>> BEGIN

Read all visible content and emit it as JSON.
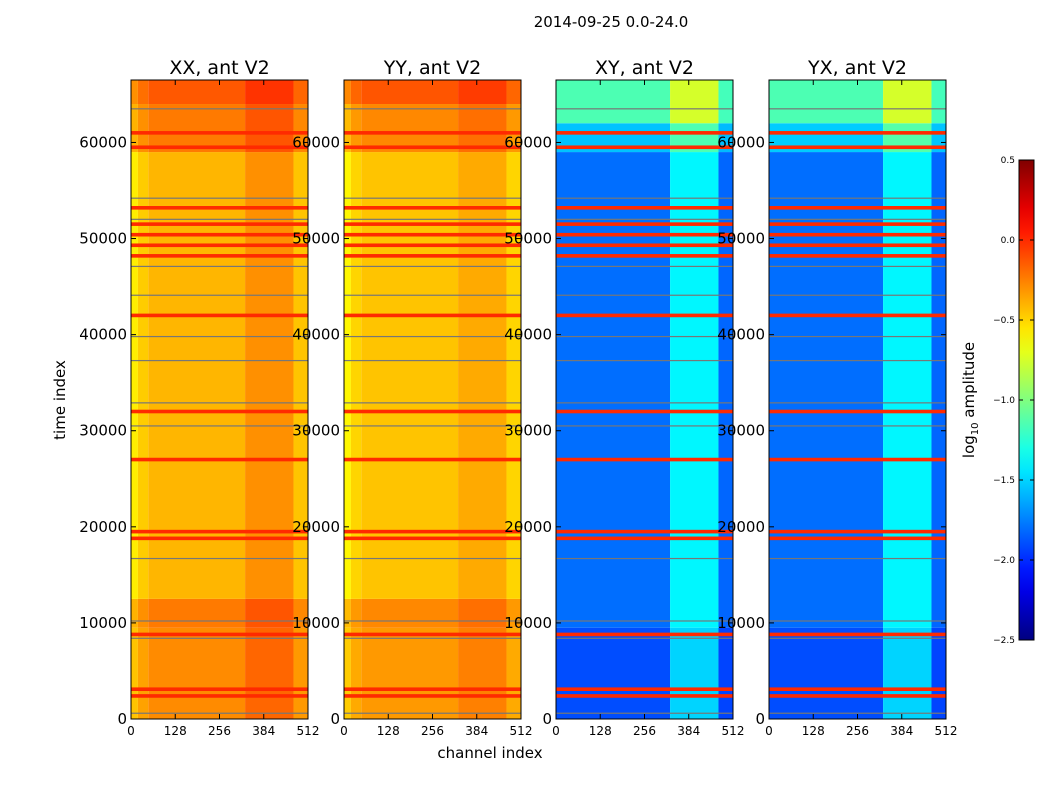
{
  "figure": {
    "suptitle": "2014-09-25 0.0-24.0",
    "ylabel": "time index",
    "xlabel": "channel index"
  },
  "colorbar": {
    "label_main": "amplitude",
    "label_prefix": "log",
    "label_sub": "10",
    "ticks": [
      0.5,
      0.0,
      -0.5,
      -1.0,
      -1.5,
      -2.0,
      -2.5
    ],
    "tick_labels": [
      "0.5",
      "0.0",
      "−0.5",
      "−1.0",
      "−1.5",
      "−2.0",
      "−2.5"
    ],
    "vmin": -2.5,
    "vmax": 0.5,
    "colormap": "jet"
  },
  "chart_data": [
    {
      "type": "heatmap",
      "title": "XX, ant V2",
      "xlabel": "",
      "ylabel": "time index",
      "xlim": [
        0,
        512
      ],
      "ylim": [
        0,
        66500
      ],
      "x_ticks": [
        0,
        128,
        256,
        384,
        512
      ],
      "y_ticks": [
        0,
        10000,
        20000,
        30000,
        40000,
        50000,
        60000
      ],
      "channel_bands": [
        {
          "from": 0,
          "to": 20,
          "value": -0.75
        },
        {
          "from": 20,
          "to": 50,
          "value": -0.55
        },
        {
          "from": 50,
          "to": 330,
          "value": -0.42
        },
        {
          "from": 330,
          "to": 470,
          "value": -0.2
        },
        {
          "from": 470,
          "to": 512,
          "value": -0.5
        }
      ],
      "time_bands": [
        {
          "from": 0,
          "to": 9500,
          "value": -0.15
        },
        {
          "from": 9500,
          "to": 12500,
          "value": -0.05
        },
        {
          "from": 12500,
          "to": 59000,
          "value": -0.4
        },
        {
          "from": 59000,
          "to": 64000,
          "value": -0.05
        },
        {
          "from": 64000,
          "to": 66500,
          "value": 0.15
        }
      ]
    },
    {
      "type": "heatmap",
      "title": "YY, ant V2",
      "xlabel": "channel index",
      "ylabel": "",
      "xlim": [
        0,
        512
      ],
      "ylim": [
        0,
        66500
      ],
      "x_ticks": [
        0,
        128,
        256,
        384,
        512
      ],
      "y_ticks": [
        0,
        10000,
        20000,
        30000,
        40000,
        50000,
        60000
      ],
      "channel_bands": [
        {
          "from": 0,
          "to": 20,
          "value": -0.75
        },
        {
          "from": 20,
          "to": 50,
          "value": -0.55
        },
        {
          "from": 50,
          "to": 330,
          "value": -0.45
        },
        {
          "from": 330,
          "to": 470,
          "value": -0.3
        },
        {
          "from": 470,
          "to": 512,
          "value": -0.55
        }
      ],
      "time_bands": [
        {
          "from": 0,
          "to": 9500,
          "value": -0.2
        },
        {
          "from": 9500,
          "to": 12500,
          "value": -0.1
        },
        {
          "from": 12500,
          "to": 59000,
          "value": -0.45
        },
        {
          "from": 59000,
          "to": 64000,
          "value": -0.1
        },
        {
          "from": 64000,
          "to": 66500,
          "value": 0.2
        }
      ]
    },
    {
      "type": "heatmap",
      "title": "XY, ant V2",
      "xlabel": "",
      "ylabel": "",
      "xlim": [
        0,
        512
      ],
      "ylim": [
        0,
        66500
      ],
      "x_ticks": [
        0,
        128,
        256,
        384,
        512
      ],
      "y_ticks": [
        0,
        10000,
        20000,
        30000,
        40000,
        50000,
        60000
      ],
      "channel_bands": [
        {
          "from": 0,
          "to": 330,
          "value": -1.85
        },
        {
          "from": 330,
          "to": 470,
          "value": -1.05
        },
        {
          "from": 470,
          "to": 512,
          "value": -1.9
        }
      ],
      "time_bands": [
        {
          "from": 0,
          "to": 9500,
          "value": -1.95
        },
        {
          "from": 9500,
          "to": 59000,
          "value": -1.75
        },
        {
          "from": 59000,
          "to": 62000,
          "value": -1.25
        },
        {
          "from": 62000,
          "to": 66500,
          "value": -0.45
        }
      ]
    },
    {
      "type": "heatmap",
      "title": "YX, ant V2",
      "xlabel": "",
      "ylabel": "",
      "xlim": [
        0,
        512
      ],
      "ylim": [
        0,
        66500
      ],
      "x_ticks": [
        0,
        128,
        256,
        384,
        512
      ],
      "y_ticks": [
        0,
        10000,
        20000,
        30000,
        40000,
        50000,
        60000
      ],
      "channel_bands": [
        {
          "from": 0,
          "to": 330,
          "value": -1.85
        },
        {
          "from": 330,
          "to": 470,
          "value": -1.05
        },
        {
          "from": 470,
          "to": 512,
          "value": -1.9
        }
      ],
      "time_bands": [
        {
          "from": 0,
          "to": 9500,
          "value": -1.95
        },
        {
          "from": 9500,
          "to": 59000,
          "value": -1.75
        },
        {
          "from": 59000,
          "to": 62000,
          "value": -1.2
        },
        {
          "from": 62000,
          "to": 66500,
          "value": -0.45
        }
      ]
    }
  ],
  "flagged_rows": [
    {
      "time": 2400,
      "value": 0.0
    },
    {
      "time": 3100,
      "value": 0.0
    },
    {
      "time": 8800,
      "value": 0.0
    },
    {
      "time": 18800,
      "value": 0.0
    },
    {
      "time": 19500,
      "value": 0.0
    },
    {
      "time": 27000,
      "value": 0.0
    },
    {
      "time": 32000,
      "value": 0.0
    },
    {
      "time": 42000,
      "value": 0.0
    },
    {
      "time": 48200,
      "value": 0.0
    },
    {
      "time": 49300,
      "value": 0.0
    },
    {
      "time": 50400,
      "value": 0.0
    },
    {
      "time": 51500,
      "value": 0.0
    },
    {
      "time": 53200,
      "value": 0.0
    },
    {
      "time": 59500,
      "value": 0.0
    },
    {
      "time": 61000,
      "value": 0.0
    }
  ],
  "gray_rows": [
    600,
    8400,
    10200,
    16700,
    30500,
    32900,
    37300,
    39800,
    44100,
    47100,
    52000,
    54200,
    63500
  ]
}
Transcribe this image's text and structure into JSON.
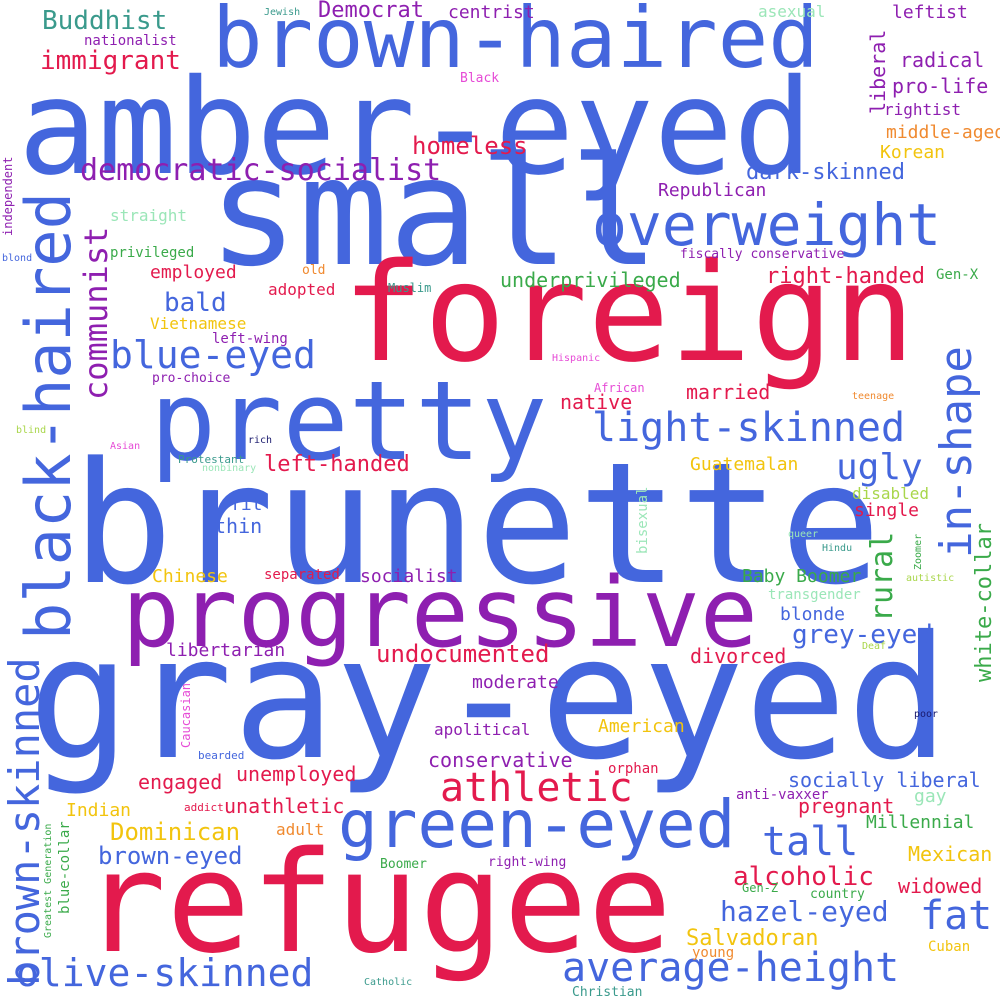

>> END

WHAT THE TASK ASKS:
Every entry must be reproduced exactly, with the images left out.

RESULT:
Read all visible content and emit it as JSON.
{
  "figure": {
    "suptitle": "2014-09-25 0.0-24.0",
    "ylabel": "time index",
    "xlabel": "channel index"
  },
  "colorbar": {
    "label_main": "amplitude",
    "label_prefix": "log",
    "label_sub": "10",
    "ticks": [
      0.5,
      0.0,
      -0.5,
      -1.0,
      -1.5,
      -2.0,
      -2.5
    ],
    "tick_labels": [
      "0.5",
      "0.0",
      "−0.5",
      "−1.0",
      "−1.5",
      "−2.0",
      "−2.5"
    ],
    "vmin": -2.5,
    "vmax": 0.5,
    "colormap": "jet"
  },
  "chart_data": [
    {
      "type": "heatmap",
      "title": "XX, ant V2",
      "xlabel": "",
      "ylabel": "time index",
      "xlim": [
        0,
        512
      ],
      "ylim": [
        0,
        66500
      ],
      "x_ticks": [
        0,
        128,
        256,
        384,
        512
      ],
      "y_ticks": [
        0,
        10000,
        20000,
        30000,
        40000,
        50000,
        60000
      ],
      "channel_bands": [
        {
          "from": 0,
          "to": 20,
          "value": -0.75
        },
        {
          "from": 20,
          "to": 50,
          "value": -0.55
        },
        {
          "from": 50,
          "to": 330,
          "value": -0.42
        },
        {
          "from": 330,
          "to": 470,
          "value": -0.2
        },
        {
          "from": 470,
          "to": 512,
          "value": -0.5
        }
      ],
      "time_bands": [
        {
          "from": 0,
          "to": 9500,
          "value": -0.15
        },
        {
          "from": 9500,
          "to": 12500,
          "value": -0.05
        },
        {
          "from": 12500,
          "to": 59000,
          "value": -0.4
        },
        {
          "from": 59000,
          "to": 64000,
          "value": -0.05
        },
        {
          "from": 64000,
          "to": 66500,
          "value": 0.15
        }
      ]
    },
    {
      "type": "heatmap",
      "title": "YY, ant V2",
      "xlabel": "channel index",
      "ylabel": "",
      "xlim": [
        0,
        512
      ],
      "ylim": [
        0,
        66500
      ],
      "x_ticks": [
        0,
        128,
        256,
        384,
        512
      ],
      "y_ticks": [
        0,
        10000,
        20000,
        30000,
        40000,
        50000,
        60000
      ],
      "channel_bands": [
        {
          "from": 0,
          "to": 20,
          "value": -0.75
        },
        {
          "from": 20,
          "to": 50,
          "value": -0.55
        },
        {
          "from": 50,
          "to": 330,
          "value": -0.45
        },
        {
          "from": 330,
          "to": 470,
          "value": -0.3
        },
        {
          "from": 470,
          "to": 512,
          "value": -0.55
        }
      ],
      "time_bands": [
        {
          "from": 0,
          "to": 9500,
          "value": -0.2
        },
        {
          "from": 9500,
          "to": 12500,
          "value": -0.1
        },
        {
          "from": 12500,
          "to": 59000,
          "value": -0.45
        },
        {
          "from": 59000,
          "to": 64000,
          "value": -0.1
        },
        {
          "from": 64000,
          "to": 66500,
          "value": 0.2
        }
      ]
    },
    {
      "type": "heatmap",
      "title": "XY, ant V2",
      "xlabel": "",
      "ylabel": "",
      "xlim": [
        0,
        512
      ],
      "ylim": [
        0,
        66500
      ],
      "x_ticks": [
        0,
        128,
        256,
        384,
        512
      ],
      "y_ticks": [
        0,
        10000,
        20000,
        30000,
        40000,
        50000,
        60000
      ],
      "channel_bands": [
        {
          "from": 0,
          "to": 330,
          "value": -1.85
        },
        {
          "from": 330,
          "to": 470,
          "value": -1.05
        },
        {
          "from": 470,
          "to": 512,
          "value": -1.9
        }
      ],
      "time_bands": [
        {
          "from": 0,
          "to": 9500,
          "value": -1.95
        },
        {
          "from": 9500,
          "to": 59000,
          "value": -1.75
        },
        {
          "from": 59000,
          "to": 62000,
          "value": -1.25
        },
        {
          "from": 62000,
          "to": 66500,
          "value": -0.45
        }
      ]
    },
    {
      "type": "heatmap",
      "title": "YX, ant V2",
      "xlabel": "",
      "ylabel": "",
      "xlim": [
        0,
        512
      ],
      "ylim": [
        0,
        66500
      ],
      "x_ticks": [
        0,
        128,
        256,
        384,
        512
      ],
      "y_ticks": [
        0,
        10000,
        20000,
        30000,
        40000,
        50000,
        60000
      ],
      "channel_bands": [
        {
          "from": 0,
          "to": 330,
          "value": -1.85
        },
        {
          "from": 330,
          "to": 470,
          "value": -1.05
        },
        {
          "from": 470,
          "to": 512,
          "value": -1.9
        }
      ],
      "time_bands": [
        {
          "from": 0,
          "to": 9500,
          "value": -1.95
        },
        {
          "from": 9500,
          "to": 59000,
          "value": -1.75
        },
        {
          "from": 59000,
          "to": 62000,
          "value": -1.2
        },
        {
          "from": 62000,
          "to": 66500,
          "value": -0.45
        }
      ]
    }
  ],
  "flagged_rows": [
    {
      "time": 2400,
      "value": 0.0
    },
    {
      "time": 3100,
      "value": 0.0
    },
    {
      "time": 8800,
      "value": 0.0
    },
    {
      "time": 18800,
      "value": 0.0
    },
    {
      "time": 19500,
      "value": 0.0
    },
    {
      "time": 27000,
      "value": 0.0
    },
    {
      "time": 32000,
      "value": 0.0
    },
    {
      "time": 42000,
      "value": 0.0
    },
    {
      "time": 48200,
      "value": 0.0
    },
    {
      "time": 49300,
      "value": 0.0
    },
    {
      "time": 50400,
      "value": 0.0
    },
    {
      "time": 51500,
      "value": 0.0
    },
    {
      "time": 53200,
      "value": 0.0
    },
    {
      "time": 59500,
      "value": 0.0
    },
    {
      "time": 61000,
      "value": 0.0
    }
  ],
  "gray_rows": [
    600,
    8400,
    10200,
    16700,
    30500,
    32900,
    37300,
    39800,
    44100,
    47100,
    52000,
    54200,
    63500
  ]
}
Transcribe this image's text and structure into JSON.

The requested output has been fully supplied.